YOUR TASK
Below are entries to be transcribed exactly; exclude the pictures from the copy.

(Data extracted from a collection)
··········

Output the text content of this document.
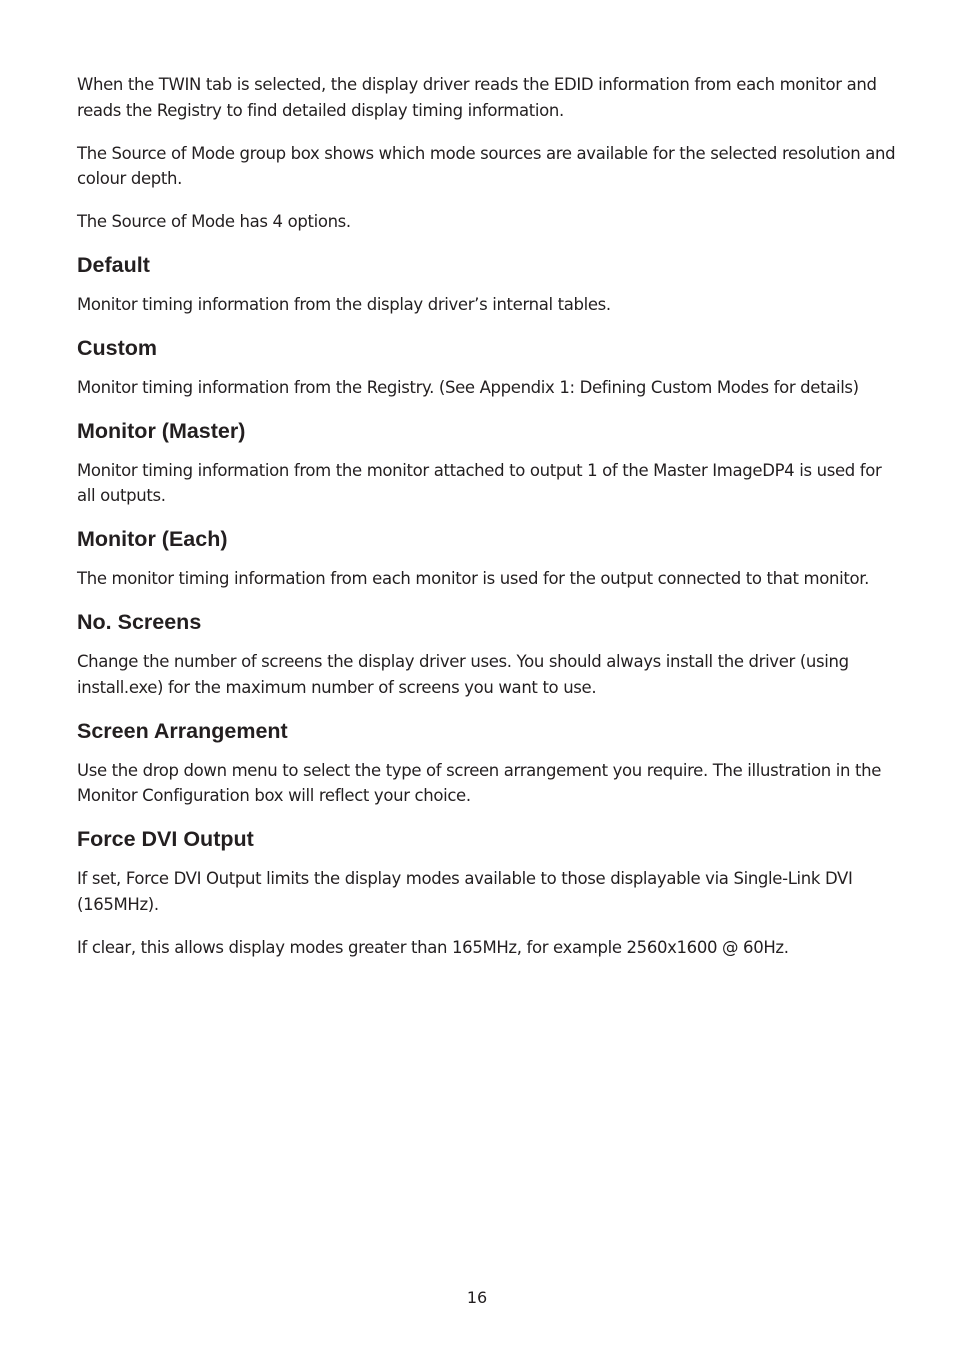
When the TWIN tab is selected, the display driver reads the EDID information from each monitor and reads the Registry to find detailed display timing information.

The Source of Mode group box shows which mode sources are available for the selected resolution and colour depth.

The Source of Mode has 4 options.

Default

Monitor timing information from the display driver’s internal tables.

Custom

Monitor timing information from the Registry. (See Appendix 1: Defining Custom Modes for details)

Monitor (Master)

Monitor timing information from the monitor attached to output 1 of the Master ImageDP4 is used for all outputs.

Monitor (Each)

The monitor timing information from each monitor is used for the output connected to that monitor.

No. Screens

Change the number of screens the display driver uses. You should always install the driver (using install.exe) for the maximum number of screens you want to use.

Screen Arrangement

Use the drop down menu to select the type of screen arrangement you require. The illustration in the Monitor Configuration box will reflect your choice.

Force DVI Output

If set, Force DVI Output limits the display modes available to those displayable via Single-Link DVI (165MHz).

If clear, this allows display modes greater than 165MHz, for example 2560x1600 @ 60Hz.

16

··········

EXERCISE SOLUTION
Output the text content of this document.
When the TWIN tab is selected, the display driver reads the EDID information from each monitor and reads the Registry to find detailed display timing information.

The Source of Mode group box shows which mode sources are available for the selected resolution and colour depth.

The Source of Mode has 4 options.

Default

Monitor timing information from the display driver’s internal tables.

Custom

Monitor timing information from the Registry. (See Appendix 1: Defining Custom Modes for details)

Monitor (Master)

Monitor timing information from the monitor attached to output 1 of the Master ImageDP4 is used for all outputs.

Monitor (Each)

The monitor timing information from each monitor is used for the output connected to that monitor.

No. Screens

Change the number of screens the display driver uses. You should always install the driver (using install.exe) for the maximum number of screens you want to use.

Screen Arrangement

Use the drop down menu to select the type of screen arrangement you require. The illustration in the Monitor Configuration box will reflect your choice.

Force DVI Output

If set, Force DVI Output limits the display modes available to those displayable via Single-Link DVI (165MHz).

If clear, this allows display modes greater than 165MHz, for example 2560x1600 @ 60Hz.

16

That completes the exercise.